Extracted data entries
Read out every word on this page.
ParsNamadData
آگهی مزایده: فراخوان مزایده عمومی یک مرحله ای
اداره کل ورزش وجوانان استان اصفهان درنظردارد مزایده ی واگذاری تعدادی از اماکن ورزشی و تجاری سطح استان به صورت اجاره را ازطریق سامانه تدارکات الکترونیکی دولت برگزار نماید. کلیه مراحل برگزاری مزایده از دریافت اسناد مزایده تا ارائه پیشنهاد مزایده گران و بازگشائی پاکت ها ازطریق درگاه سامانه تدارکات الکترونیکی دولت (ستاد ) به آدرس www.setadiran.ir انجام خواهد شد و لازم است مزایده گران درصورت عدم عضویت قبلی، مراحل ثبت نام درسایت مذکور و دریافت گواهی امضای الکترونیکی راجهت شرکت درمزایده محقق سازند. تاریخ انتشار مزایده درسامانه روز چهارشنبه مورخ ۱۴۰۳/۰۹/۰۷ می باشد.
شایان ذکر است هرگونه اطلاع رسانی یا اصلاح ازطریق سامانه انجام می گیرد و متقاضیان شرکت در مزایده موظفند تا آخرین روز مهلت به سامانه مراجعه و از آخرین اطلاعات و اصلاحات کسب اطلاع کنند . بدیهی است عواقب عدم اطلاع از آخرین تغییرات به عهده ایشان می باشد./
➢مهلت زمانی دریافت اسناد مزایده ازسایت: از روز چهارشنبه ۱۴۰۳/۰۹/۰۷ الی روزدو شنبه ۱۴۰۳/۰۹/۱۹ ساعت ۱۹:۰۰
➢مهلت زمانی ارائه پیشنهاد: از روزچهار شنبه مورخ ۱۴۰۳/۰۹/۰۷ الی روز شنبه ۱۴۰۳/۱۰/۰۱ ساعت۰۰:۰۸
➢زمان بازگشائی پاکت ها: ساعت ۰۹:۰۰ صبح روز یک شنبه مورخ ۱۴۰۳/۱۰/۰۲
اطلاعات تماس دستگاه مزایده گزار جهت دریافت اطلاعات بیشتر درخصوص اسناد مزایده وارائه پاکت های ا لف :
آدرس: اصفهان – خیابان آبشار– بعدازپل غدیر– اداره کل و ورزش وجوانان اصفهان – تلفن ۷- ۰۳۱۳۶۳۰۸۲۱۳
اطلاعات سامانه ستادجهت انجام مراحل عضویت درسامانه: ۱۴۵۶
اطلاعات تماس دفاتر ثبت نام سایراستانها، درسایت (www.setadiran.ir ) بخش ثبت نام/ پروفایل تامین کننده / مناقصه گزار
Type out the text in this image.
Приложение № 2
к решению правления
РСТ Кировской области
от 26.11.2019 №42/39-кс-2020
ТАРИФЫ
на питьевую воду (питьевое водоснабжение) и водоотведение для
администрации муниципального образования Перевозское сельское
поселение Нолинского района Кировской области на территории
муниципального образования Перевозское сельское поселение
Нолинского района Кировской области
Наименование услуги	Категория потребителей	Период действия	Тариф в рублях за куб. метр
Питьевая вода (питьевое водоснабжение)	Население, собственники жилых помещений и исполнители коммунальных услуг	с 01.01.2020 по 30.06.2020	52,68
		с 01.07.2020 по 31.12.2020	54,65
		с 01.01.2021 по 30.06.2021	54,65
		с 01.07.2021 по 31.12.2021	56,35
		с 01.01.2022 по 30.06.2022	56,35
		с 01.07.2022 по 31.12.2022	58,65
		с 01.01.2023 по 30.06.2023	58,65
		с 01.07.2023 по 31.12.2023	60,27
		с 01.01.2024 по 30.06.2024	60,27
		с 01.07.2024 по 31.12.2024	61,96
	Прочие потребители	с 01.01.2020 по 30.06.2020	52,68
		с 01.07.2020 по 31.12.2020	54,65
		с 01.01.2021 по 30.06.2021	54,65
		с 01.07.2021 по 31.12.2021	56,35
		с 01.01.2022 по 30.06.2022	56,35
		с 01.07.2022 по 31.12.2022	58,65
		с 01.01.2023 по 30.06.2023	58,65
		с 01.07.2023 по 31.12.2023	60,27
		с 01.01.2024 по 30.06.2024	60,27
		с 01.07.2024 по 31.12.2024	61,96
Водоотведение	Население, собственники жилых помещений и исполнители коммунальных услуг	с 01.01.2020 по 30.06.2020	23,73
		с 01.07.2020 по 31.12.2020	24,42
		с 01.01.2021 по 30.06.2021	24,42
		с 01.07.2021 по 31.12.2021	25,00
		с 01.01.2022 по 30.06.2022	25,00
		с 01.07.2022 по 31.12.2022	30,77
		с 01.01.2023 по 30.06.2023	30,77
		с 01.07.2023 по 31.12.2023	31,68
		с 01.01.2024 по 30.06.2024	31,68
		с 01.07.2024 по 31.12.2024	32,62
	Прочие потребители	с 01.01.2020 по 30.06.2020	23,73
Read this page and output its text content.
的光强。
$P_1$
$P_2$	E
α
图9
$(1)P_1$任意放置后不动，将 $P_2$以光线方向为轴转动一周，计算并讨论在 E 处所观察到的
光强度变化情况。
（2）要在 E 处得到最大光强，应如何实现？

To do: Every line from the one containing "Type out the text in this image." through the end of the data must be repeated exactly, and no other line.

Completed exercise:
Type out the text in this image.
Приложение № 2
к решению правления
РСТ Кировской области
от 26.11.2019 №42/39-кс-2020
ТАРИФЫ
на питьевую воду (питьевое водоснабжение) и водоотведение для
администрации муниципального образования Перевозское сельское
поселение Нолинского района Кировской области на территории
муниципального образования Перевозское сельское поселение
Нолинского района Кировской области
Наименование услуги	Категория потребителей	Период действия	Тариф в рублях за куб. метр
Питьевая вода (питьевое водоснабжение)	Население, собственники жилых помещений и исполнители коммунальных услуг	с 01.01.2020 по 30.06.2020	52,68
		с 01.07.2020 по 31.12.2020	54,65
		с 01.01.2021 по 30.06.2021	54,65
		с 01.07.2021 по 31.12.2021	56,35
		с 01.01.2022 по 30.06.2022	56,35
		с 01.07.2022 по 31.12.2022	58,65
		с 01.01.2023 по 30.06.2023	58,65
		с 01.07.2023 по 31.12.2023	60,27
		с 01.01.2024 по 30.06.2024	60,27
		с 01.07.2024 по 31.12.2024	61,96
	Прочие потребители	с 01.01.2020 по 30.06.2020	52,68
		с 01.07.2020 по 31.12.2020	54,65
		с 01.01.2021 по 30.06.2021	54,65
		с 01.07.2021 по 31.12.2021	56,35
		с 01.01.2022 по 30.06.2022	56,35
		с 01.07.2022 по 31.12.2022	58,65
		с 01.01.2023 по 30.06.2023	58,65
		с 01.07.2023 по 31.12.2023	60,27
		с 01.01.2024 по 30.06.2024	60,27
		с 01.07.2024 по 31.12.2024	61,96
Водоотведение	Население, собственники жилых помещений и исполнители коммунальных услуг	с 01.01.2020 по 30.06.2020	23,73
		с 01.07.2020 по 31.12.2020	24,42
		с 01.01.2021 по 30.06.2021	24,42
		с 01.07.2021 по 31.12.2021	25,00
		с 01.01.2022 по 30.06.2022	25,00
		с 01.07.2022 по 31.12.2022	30,77
		с 01.01.2023 по 30.06.2023	30,77
		с 01.07.2023 по 31.12.2023	31,68
		с 01.01.2024 по 30.06.2024	31,68
		с 01.07.2024 по 31.12.2024	32,62
	Прочие потребители	с 01.01.2020 по 30.06.2020	23,73
Read this page and output its text content.
的光强。
$P_1$
$P_2$	E
α
图9
$(1)P_1$任意放置后不动，将 $P_2$以光线方向为轴转动一周，计算并讨论在 E 处所观察到的
光强度变化情况。
（2）要在 E 处得到最大光强，应如何实现？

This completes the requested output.